[Stored records]
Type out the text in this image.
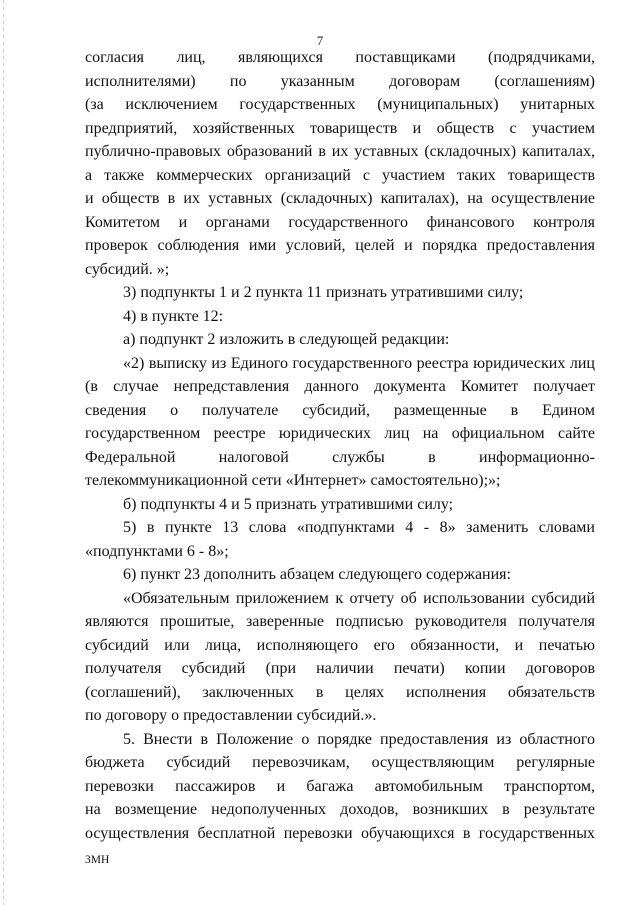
7
согласия лиц, являющихся поставщиками (подрядчиками,
исполнителями) по указанным договорам (соглашениям)
(за исключением государственных (муниципальных) унитарных
предприятий, хозяйственных товариществ и обществ с участием
публично-правовых образований в их уставных (складочных) капиталах,
а также коммерческих организаций с участием таких товариществ
и обществ в их уставных (складочных) капиталах), на осуществление
Комитетом и органами государственного финансового контроля
проверок соблюдения ими условий, целей и порядка предоставления
субсидий. »;
3) подпункты 1 и 2 пункта 11 признать утратившими силу;
4) в пункте 12:
а) подпункт 2 изложить в следующей редакции:
«2) выписку из Единого государственного реестра юридических лиц
(в случае непредставления данного документа Комитет получает
сведения о получателе субсидий, размещенные в Едином
государственном реестре юридических лиц на официальном сайте
Федеральной налоговой службы в информационно-
телекоммуникационной сети «Интернет» самостоятельно);»;
б) подпункты 4 и 5 признать утратившими силу;
5) в пункте 13 слова «подпунктами 4 - 8» заменить словами
«подпунктами 6 - 8»;
6) пункт 23 дополнить абзацем следующего содержания:
«Обязательным приложением к отчету об использовании субсидий
являются прошитые, заверенные подписью руководителя получателя
субсидий или лица, исполняющего его обязанности, и печатью
получателя субсидий (при наличии печати) копии договоров
(соглашений), заключенных в целях исполнения обязательств
по договору о предоставлении субсидий.».
5. Внести в Положение о порядке предоставления из областного
бюджета субсидий перевозчикам, осуществляющим регулярные
перевозки пассажиров и багажа автомобильным транспортом,
на возмещение недополученных доходов, возникших в результате
осуществления бесплатной перевозки обучающихся в государственных
3МН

## Exercise details
Copy out each line in the listing that has the word "подпункты".

## The result
3) подпункты 1 и 2 пункта 11 признать утратившими силу;
б) подпункты 4 и 5 признать утратившими силу;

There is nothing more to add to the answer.